## INFORMATION PROVIDED:
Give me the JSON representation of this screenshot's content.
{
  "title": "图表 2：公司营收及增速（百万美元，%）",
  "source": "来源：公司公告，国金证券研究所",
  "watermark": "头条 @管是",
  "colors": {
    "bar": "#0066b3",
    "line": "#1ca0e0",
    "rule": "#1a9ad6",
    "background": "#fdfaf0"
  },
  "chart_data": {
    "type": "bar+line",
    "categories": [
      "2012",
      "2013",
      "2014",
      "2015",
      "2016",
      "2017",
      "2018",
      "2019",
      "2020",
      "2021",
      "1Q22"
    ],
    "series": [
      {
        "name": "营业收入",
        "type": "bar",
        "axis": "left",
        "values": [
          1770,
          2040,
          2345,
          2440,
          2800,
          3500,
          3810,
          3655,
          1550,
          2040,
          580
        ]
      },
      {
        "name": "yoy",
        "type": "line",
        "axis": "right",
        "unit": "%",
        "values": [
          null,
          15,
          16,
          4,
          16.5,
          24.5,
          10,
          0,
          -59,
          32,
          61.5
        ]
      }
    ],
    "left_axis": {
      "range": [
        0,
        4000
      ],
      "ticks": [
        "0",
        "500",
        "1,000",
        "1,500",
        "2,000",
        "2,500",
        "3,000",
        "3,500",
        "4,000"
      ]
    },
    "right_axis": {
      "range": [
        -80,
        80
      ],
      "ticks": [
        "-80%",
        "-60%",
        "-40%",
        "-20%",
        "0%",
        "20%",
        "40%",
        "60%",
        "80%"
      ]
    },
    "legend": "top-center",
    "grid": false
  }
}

## WHAT NEEDS TO BE DONE:
Extract all of the material exactly as it is written.

## RESPONSE BELOW:
Give me the JSON representation of this screenshot's content.
{
  "title": "图表 2：公司营收及增速（百万美元，%）",
  "source": "来源：公司公告，国金证券研究所",
  "watermark": "头条 @管是",
  "colors": {
    "bar": "#0066b3",
    "line": "#1ca0e0",
    "rule": "#1a9ad6",
    "background": "#fdfaf0"
  },
  "chart_data": {
    "type": "bar+line",
    "categories": [
      "2012",
      "2013",
      "2014",
      "2015",
      "2016",
      "2017",
      "2018",
      "2019",
      "2020",
      "2021",
      "1Q22"
    ],
    "series": [
      {
        "name": "营业收入",
        "type": "bar",
        "axis": "left",
        "values": [
          1770,
          2040,
          2345,
          2440,
          2800,
          3500,
          3810,
          3655,
          1550,
          2040,
          580
        ]
      },
      {
        "name": "yoy",
        "type": "line",
        "axis": "right",
        "unit": "%",
        "values": [
          null,
          15,
          16,
          4,
          16.5,
          24.5,
          10,
          0,
          -59,
          32,
          61.5
        ]
      }
    ],
    "left_axis": {
      "range": [
        0,
        4000
      ],
      "ticks": [
        "0",
        "500",
        "1,000",
        "1,500",
        "2,000",
        "2,500",
        "3,000",
        "3,500",
        "4,000"
      ]
    },
    "right_axis": {
      "range": [
        -80,
        80
      ],
      "ticks": [
        "-80%",
        "-60%",
        "-40%",
        "-20%",
        "0%",
        "20%",
        "40%",
        "60%",
        "80%"
      ]
    },
    "legend": "top-center",
    "grid": false
  }
}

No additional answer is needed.